Provided information >>
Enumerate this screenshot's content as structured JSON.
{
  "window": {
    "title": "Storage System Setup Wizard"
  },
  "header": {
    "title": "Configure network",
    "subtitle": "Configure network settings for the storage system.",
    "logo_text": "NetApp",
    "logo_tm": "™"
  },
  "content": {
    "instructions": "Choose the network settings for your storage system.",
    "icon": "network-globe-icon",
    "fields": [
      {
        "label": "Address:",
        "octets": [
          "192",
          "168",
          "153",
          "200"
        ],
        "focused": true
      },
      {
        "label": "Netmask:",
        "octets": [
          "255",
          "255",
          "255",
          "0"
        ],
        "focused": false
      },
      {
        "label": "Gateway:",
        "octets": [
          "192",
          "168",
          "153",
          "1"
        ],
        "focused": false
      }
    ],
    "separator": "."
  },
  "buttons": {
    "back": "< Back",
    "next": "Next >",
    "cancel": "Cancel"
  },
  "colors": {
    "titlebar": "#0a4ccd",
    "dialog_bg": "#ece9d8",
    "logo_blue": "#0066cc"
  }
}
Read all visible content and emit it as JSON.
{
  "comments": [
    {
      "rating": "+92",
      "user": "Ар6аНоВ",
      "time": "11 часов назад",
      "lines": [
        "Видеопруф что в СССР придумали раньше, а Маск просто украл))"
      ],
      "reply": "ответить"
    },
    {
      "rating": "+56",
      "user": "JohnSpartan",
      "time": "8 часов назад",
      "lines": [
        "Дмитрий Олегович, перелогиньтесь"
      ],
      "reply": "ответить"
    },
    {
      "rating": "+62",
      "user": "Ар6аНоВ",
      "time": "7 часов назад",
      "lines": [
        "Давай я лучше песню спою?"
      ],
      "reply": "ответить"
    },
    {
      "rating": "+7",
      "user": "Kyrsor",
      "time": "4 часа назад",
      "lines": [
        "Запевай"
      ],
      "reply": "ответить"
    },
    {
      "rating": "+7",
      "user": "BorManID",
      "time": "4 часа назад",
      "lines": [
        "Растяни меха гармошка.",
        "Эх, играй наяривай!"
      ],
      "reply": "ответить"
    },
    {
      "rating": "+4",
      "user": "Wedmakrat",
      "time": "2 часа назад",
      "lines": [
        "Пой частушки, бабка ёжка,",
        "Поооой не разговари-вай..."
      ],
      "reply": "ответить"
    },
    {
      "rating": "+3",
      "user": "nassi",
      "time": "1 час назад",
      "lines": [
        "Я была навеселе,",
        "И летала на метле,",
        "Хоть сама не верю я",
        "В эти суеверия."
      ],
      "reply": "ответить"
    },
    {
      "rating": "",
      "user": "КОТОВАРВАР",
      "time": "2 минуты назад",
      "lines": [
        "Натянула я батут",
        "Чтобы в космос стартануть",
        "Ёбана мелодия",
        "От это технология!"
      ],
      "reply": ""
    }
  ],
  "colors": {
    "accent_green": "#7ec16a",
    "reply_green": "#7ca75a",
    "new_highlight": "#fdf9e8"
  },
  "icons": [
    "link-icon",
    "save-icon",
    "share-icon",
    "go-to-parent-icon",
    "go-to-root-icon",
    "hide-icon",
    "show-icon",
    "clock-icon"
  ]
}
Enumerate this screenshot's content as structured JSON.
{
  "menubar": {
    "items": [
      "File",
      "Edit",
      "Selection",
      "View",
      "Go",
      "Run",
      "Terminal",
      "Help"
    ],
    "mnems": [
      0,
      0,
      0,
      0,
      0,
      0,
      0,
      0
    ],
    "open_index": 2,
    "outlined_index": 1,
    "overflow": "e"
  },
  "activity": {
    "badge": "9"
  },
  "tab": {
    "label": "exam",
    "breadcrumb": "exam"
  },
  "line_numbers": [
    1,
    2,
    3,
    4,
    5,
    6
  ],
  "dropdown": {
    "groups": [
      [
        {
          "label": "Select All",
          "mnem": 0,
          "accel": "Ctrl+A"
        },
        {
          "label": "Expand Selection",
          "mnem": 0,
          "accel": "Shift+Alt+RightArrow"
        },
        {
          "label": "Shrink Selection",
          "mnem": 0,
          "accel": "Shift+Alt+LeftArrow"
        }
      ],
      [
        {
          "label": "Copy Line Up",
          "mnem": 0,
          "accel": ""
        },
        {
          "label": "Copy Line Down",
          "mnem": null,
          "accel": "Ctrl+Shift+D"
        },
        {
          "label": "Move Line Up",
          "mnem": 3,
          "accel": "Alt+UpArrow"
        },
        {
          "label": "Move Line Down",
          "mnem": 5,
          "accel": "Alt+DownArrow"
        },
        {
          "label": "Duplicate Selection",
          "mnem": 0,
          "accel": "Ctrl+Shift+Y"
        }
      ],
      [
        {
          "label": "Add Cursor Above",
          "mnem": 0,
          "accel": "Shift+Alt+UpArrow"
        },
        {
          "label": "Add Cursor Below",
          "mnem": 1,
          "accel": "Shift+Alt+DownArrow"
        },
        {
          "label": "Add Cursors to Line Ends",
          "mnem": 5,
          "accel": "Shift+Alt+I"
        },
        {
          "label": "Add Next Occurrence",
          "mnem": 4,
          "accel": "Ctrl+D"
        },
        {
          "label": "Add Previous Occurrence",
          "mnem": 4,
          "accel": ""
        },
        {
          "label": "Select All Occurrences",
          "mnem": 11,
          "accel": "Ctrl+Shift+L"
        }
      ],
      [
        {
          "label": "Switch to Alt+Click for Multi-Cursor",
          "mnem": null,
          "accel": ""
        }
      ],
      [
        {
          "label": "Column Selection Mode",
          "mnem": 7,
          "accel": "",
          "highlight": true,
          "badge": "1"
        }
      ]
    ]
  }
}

---

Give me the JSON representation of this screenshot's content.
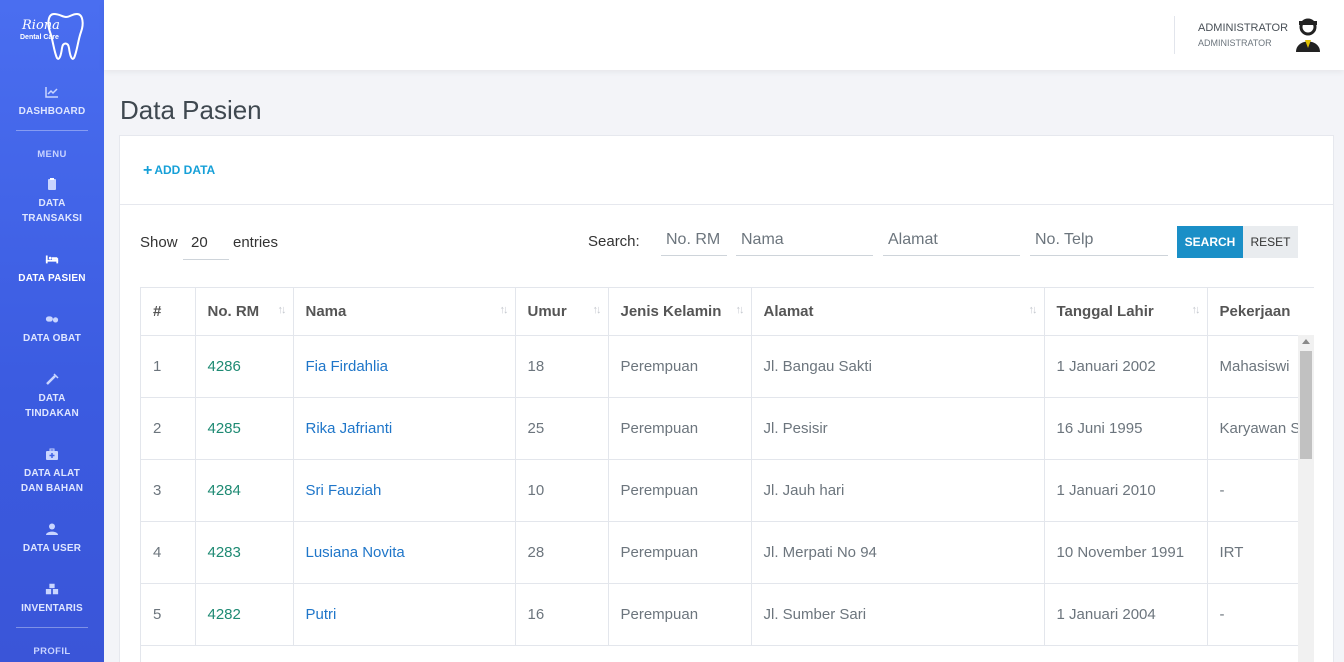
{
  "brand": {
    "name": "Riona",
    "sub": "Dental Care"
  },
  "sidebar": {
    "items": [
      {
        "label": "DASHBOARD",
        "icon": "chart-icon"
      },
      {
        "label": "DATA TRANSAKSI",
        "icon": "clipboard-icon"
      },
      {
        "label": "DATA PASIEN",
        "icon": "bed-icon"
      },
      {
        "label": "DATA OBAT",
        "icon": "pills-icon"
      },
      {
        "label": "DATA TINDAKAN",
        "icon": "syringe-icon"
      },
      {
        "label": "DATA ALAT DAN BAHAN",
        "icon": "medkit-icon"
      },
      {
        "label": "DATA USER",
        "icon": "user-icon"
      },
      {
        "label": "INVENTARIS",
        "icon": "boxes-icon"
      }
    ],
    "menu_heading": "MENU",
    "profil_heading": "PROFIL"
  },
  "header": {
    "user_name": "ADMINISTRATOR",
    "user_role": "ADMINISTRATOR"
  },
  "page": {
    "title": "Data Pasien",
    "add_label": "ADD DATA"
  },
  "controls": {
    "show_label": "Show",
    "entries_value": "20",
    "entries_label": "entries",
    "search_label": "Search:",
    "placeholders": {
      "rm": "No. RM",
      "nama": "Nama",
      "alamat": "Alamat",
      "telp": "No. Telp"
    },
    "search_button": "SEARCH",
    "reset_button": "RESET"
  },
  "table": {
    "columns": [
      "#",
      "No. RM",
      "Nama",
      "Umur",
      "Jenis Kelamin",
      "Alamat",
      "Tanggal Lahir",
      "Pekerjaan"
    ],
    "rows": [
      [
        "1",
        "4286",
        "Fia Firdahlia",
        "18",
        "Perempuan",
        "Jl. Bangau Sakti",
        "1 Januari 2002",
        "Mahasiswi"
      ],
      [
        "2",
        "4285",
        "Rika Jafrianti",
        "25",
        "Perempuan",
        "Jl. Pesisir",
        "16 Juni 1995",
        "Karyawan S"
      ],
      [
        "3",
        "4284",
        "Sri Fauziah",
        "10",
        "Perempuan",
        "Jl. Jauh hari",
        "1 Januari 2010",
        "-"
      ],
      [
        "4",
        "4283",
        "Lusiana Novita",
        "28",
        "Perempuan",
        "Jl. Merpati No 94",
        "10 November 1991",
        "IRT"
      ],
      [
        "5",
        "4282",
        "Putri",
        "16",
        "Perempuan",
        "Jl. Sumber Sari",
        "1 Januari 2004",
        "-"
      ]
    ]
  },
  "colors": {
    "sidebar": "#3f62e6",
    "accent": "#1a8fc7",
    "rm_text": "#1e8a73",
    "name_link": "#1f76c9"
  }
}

Exercise instructions >> In the listing above, locate each line with "Shift" and copy it.

Output of the exercise >>
          "accel": "Shift+Alt+RightArrow"
          "accel": "Shift+Alt+LeftArrow"
          "accel": "Ctrl+Shift+D"
          "accel": "Ctrl+Shift+Y"
          "accel": "Shift+Alt+UpArrow"
          "accel": "Shift+Alt+DownArrow"
          "accel": "Shift+Alt+I"
          "accel": "Ctrl+Shift+L"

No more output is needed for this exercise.